__Stated task__. Swap "x-tick-label" for "x-axis-label" in the stretch of lines from the one containing "y-tick-label: 200 — [25, 98, 48, 112]" through the one containing "x-tick-label: 1998 — [255, 485, 286, 499]", and give back only that stretch with nothing else changed.

____________________

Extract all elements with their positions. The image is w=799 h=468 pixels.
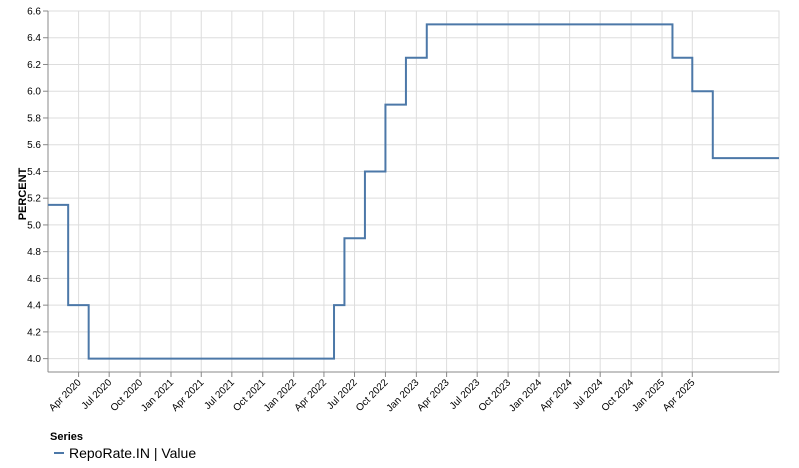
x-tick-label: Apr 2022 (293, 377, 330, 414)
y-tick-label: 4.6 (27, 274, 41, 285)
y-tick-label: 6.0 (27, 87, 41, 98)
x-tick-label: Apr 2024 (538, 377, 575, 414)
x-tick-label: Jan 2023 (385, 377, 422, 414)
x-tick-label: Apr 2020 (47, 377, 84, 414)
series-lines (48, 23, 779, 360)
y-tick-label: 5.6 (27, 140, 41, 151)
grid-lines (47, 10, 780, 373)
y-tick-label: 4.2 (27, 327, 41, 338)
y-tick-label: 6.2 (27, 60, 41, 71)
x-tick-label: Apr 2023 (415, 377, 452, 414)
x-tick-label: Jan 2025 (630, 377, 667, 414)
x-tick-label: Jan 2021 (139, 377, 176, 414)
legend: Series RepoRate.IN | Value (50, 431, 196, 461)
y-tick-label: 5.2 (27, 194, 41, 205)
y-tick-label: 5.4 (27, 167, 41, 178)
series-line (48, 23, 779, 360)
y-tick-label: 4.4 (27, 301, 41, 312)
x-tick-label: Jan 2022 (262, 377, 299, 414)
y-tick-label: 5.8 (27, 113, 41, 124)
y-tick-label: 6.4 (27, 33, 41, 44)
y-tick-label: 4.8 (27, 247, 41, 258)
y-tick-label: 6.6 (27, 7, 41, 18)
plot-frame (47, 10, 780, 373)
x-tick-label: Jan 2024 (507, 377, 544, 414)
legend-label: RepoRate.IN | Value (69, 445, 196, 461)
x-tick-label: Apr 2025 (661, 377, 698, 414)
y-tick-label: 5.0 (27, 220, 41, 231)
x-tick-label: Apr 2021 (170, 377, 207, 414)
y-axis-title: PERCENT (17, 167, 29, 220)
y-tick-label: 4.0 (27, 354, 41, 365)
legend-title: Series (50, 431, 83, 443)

____________________

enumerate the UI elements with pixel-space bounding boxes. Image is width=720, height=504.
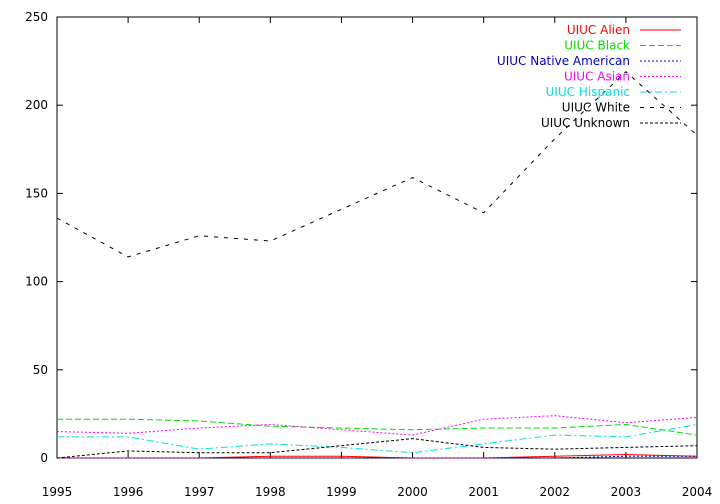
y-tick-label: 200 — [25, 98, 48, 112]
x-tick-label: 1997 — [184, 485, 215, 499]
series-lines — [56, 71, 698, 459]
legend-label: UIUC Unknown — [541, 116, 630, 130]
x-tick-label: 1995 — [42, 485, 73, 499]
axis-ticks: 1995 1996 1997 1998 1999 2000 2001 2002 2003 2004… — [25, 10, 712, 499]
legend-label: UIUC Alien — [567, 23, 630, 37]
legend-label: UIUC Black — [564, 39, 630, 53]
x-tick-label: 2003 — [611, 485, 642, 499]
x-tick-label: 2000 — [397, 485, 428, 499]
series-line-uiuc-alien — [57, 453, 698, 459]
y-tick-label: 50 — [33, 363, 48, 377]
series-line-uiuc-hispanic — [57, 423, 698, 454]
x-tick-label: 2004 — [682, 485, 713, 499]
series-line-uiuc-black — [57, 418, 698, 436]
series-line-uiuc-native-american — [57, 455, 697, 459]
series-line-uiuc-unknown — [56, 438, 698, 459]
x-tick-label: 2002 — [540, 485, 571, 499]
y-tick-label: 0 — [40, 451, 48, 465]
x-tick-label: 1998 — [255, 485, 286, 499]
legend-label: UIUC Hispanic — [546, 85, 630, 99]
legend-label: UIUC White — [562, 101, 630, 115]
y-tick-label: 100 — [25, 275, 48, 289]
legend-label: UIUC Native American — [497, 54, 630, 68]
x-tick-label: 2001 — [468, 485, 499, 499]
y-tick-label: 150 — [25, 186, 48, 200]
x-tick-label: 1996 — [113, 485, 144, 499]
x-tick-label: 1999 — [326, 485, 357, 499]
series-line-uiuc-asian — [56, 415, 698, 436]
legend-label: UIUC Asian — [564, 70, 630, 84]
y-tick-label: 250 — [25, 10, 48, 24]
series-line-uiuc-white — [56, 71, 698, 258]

____________________

__Task answer__.
y-tick-label: 200 — [25, 98, 48, 112]
x-axis-label: 1997 — [184, 485, 215, 499]
series-lines — [56, 71, 698, 459]
legend-label: UIUC Unknown — [541, 116, 630, 130]
x-axis-label: 1995 — [42, 485, 73, 499]
axis-ticks: 1995 1996 1997 1998 1999 2000 2001 2002 2003 2004… — [25, 10, 712, 499]
legend-label: UIUC Alien — [567, 23, 630, 37]
legend-label: UIUC Black — [564, 39, 630, 53]
x-axis-label: 2003 — [611, 485, 642, 499]
x-axis-label: 2000 — [397, 485, 428, 499]
series-line-uiuc-alien — [57, 453, 698, 459]
y-tick-label: 50 — [33, 363, 48, 377]
series-line-uiuc-hispanic — [57, 423, 698, 454]
x-axis-label: 2004 — [682, 485, 713, 499]
series-line-uiuc-black — [57, 418, 698, 436]
series-line-uiuc-native-american — [57, 455, 697, 459]
series-line-uiuc-unknown — [56, 438, 698, 459]
x-axis-label: 2002 — [540, 485, 571, 499]
y-tick-label: 0 — [40, 451, 48, 465]
x-axis-label: 1998 — [255, 485, 286, 499]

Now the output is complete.